**Written instruction**:
Copy, in full, each line of the material that holds the word "Zool".
——————————
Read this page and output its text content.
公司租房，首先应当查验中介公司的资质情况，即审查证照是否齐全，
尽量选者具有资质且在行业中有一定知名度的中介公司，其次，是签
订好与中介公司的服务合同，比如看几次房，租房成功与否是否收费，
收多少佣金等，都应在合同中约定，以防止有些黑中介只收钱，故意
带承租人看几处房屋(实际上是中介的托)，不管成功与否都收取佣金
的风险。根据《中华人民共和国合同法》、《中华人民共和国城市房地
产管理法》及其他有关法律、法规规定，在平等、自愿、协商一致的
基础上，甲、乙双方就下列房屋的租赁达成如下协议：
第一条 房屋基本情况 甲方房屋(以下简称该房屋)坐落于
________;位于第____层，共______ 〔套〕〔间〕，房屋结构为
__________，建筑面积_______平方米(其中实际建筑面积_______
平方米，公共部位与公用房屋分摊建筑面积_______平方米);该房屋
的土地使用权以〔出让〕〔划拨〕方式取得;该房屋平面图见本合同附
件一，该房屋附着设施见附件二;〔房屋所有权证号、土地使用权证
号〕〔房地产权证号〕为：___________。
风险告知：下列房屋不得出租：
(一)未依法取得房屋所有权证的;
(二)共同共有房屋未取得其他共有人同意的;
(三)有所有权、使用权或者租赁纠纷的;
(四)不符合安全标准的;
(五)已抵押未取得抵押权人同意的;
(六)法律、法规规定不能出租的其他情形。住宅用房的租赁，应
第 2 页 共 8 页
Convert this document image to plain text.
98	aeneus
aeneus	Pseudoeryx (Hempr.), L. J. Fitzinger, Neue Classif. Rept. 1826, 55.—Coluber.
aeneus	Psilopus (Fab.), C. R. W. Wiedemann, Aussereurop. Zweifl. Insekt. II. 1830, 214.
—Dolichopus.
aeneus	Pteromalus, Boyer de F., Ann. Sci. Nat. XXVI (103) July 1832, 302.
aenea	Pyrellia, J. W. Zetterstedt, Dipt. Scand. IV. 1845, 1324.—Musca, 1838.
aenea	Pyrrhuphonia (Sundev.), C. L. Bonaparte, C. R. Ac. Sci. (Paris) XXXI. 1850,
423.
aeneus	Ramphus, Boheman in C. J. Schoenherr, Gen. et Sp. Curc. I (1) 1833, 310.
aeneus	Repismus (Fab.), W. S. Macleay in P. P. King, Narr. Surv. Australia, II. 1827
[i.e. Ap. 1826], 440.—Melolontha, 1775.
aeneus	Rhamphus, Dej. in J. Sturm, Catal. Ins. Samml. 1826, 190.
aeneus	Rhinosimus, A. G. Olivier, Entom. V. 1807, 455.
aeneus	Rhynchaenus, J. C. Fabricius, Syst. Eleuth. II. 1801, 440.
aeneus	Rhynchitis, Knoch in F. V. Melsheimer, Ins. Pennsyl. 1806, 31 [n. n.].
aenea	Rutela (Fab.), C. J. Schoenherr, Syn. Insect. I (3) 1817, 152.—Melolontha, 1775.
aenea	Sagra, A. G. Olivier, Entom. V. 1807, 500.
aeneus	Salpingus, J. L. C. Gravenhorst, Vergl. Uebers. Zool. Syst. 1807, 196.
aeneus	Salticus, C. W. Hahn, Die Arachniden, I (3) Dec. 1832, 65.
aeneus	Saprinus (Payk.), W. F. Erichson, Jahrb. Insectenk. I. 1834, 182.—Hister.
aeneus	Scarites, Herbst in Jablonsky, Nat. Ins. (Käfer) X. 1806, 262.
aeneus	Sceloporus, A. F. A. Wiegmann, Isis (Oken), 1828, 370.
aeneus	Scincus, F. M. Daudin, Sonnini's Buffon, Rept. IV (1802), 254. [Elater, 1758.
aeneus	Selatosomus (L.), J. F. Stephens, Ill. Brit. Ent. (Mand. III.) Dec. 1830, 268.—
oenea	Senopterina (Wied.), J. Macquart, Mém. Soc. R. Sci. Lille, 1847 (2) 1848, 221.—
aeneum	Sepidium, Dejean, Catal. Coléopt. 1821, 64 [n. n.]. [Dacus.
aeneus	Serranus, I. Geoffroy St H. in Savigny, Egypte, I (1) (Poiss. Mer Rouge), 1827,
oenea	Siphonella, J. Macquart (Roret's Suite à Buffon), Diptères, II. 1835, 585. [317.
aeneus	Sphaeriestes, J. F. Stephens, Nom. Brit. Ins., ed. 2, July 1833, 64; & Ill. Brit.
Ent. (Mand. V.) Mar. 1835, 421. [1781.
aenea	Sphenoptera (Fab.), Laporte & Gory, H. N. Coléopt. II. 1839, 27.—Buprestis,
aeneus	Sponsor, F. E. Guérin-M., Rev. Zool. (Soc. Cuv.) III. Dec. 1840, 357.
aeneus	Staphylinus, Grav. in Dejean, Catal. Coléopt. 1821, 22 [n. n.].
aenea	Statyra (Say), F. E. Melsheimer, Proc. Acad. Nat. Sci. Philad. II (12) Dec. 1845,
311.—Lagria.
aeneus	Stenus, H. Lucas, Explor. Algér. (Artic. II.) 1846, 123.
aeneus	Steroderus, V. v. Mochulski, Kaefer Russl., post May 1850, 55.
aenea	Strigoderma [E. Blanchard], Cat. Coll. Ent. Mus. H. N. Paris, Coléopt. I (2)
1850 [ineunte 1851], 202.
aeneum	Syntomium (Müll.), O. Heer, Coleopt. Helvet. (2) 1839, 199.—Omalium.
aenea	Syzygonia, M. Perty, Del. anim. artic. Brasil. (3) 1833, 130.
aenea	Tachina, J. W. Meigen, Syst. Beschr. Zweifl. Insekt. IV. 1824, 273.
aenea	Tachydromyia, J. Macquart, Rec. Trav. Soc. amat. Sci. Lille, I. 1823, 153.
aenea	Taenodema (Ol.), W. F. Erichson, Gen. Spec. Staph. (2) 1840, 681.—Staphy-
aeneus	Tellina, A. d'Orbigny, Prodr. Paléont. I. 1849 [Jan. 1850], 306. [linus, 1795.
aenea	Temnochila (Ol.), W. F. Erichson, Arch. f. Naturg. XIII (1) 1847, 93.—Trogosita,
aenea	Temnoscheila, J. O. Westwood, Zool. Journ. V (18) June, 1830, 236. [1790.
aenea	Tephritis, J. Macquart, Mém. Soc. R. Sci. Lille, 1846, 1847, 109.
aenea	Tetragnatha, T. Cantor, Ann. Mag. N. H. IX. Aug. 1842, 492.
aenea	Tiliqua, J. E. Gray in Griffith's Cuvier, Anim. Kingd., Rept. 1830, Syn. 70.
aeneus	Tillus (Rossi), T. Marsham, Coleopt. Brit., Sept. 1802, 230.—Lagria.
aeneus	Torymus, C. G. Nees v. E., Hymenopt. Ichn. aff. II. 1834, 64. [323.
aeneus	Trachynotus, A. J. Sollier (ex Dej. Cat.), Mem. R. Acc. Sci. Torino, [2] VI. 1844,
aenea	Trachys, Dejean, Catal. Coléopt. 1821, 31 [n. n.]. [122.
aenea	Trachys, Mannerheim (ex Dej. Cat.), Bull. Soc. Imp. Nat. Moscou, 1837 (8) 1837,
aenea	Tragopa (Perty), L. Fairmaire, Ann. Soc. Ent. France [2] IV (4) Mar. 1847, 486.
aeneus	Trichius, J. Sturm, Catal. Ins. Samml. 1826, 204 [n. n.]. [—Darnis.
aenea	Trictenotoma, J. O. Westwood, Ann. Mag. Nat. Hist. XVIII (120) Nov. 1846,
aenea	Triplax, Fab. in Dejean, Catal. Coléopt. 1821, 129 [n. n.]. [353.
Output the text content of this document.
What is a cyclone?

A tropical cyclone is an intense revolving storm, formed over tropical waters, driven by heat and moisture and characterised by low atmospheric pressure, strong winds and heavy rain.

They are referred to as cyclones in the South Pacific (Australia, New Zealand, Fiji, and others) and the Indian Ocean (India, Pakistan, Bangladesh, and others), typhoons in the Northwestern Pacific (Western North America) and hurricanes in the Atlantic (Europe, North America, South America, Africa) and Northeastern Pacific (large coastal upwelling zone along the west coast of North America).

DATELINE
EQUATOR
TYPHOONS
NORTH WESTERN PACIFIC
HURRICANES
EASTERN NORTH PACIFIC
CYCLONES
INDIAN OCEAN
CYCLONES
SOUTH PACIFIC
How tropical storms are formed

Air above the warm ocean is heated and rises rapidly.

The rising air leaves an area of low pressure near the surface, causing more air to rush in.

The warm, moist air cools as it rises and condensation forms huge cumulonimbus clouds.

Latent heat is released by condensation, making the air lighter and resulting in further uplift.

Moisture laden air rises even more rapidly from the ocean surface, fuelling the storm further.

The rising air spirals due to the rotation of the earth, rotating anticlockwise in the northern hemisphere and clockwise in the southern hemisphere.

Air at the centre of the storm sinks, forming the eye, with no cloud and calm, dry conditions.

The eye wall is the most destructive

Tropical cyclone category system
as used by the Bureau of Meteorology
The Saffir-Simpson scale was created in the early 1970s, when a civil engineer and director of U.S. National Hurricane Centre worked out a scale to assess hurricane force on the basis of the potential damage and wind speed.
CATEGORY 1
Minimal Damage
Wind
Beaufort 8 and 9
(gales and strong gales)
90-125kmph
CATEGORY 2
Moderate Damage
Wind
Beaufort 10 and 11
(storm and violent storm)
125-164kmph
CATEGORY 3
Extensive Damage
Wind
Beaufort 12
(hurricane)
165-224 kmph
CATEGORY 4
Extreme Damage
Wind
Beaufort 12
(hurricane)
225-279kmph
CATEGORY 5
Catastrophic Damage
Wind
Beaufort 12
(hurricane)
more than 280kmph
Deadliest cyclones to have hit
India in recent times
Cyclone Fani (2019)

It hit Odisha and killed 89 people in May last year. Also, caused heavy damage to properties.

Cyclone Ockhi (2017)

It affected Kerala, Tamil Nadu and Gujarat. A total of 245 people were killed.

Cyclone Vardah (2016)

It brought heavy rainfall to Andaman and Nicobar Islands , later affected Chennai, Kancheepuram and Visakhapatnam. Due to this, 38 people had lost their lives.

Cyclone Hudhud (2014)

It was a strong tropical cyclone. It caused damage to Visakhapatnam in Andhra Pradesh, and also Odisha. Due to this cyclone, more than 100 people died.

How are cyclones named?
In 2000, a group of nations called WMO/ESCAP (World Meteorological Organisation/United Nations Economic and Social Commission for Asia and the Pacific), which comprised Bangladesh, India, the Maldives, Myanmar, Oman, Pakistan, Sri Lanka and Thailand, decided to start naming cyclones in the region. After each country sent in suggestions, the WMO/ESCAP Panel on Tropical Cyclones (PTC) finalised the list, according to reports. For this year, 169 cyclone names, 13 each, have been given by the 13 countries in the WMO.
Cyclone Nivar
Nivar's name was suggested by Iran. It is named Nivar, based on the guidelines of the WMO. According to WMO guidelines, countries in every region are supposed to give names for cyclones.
——————————
**Full solution**:
aeneus	Salpingus, J. L. C. Gravenhorst, Vergl. Uebers. Zool. Syst. 1807, 196.
aeneus	Sponsor, F. E. Guérin-M., Rev. Zool. (Soc. Cuv.) III. Dec. 1840, 357.
aenea	Temnoscheila, J. O. Westwood, Zool. Journ. V (18) June, 1830, 236. [1790.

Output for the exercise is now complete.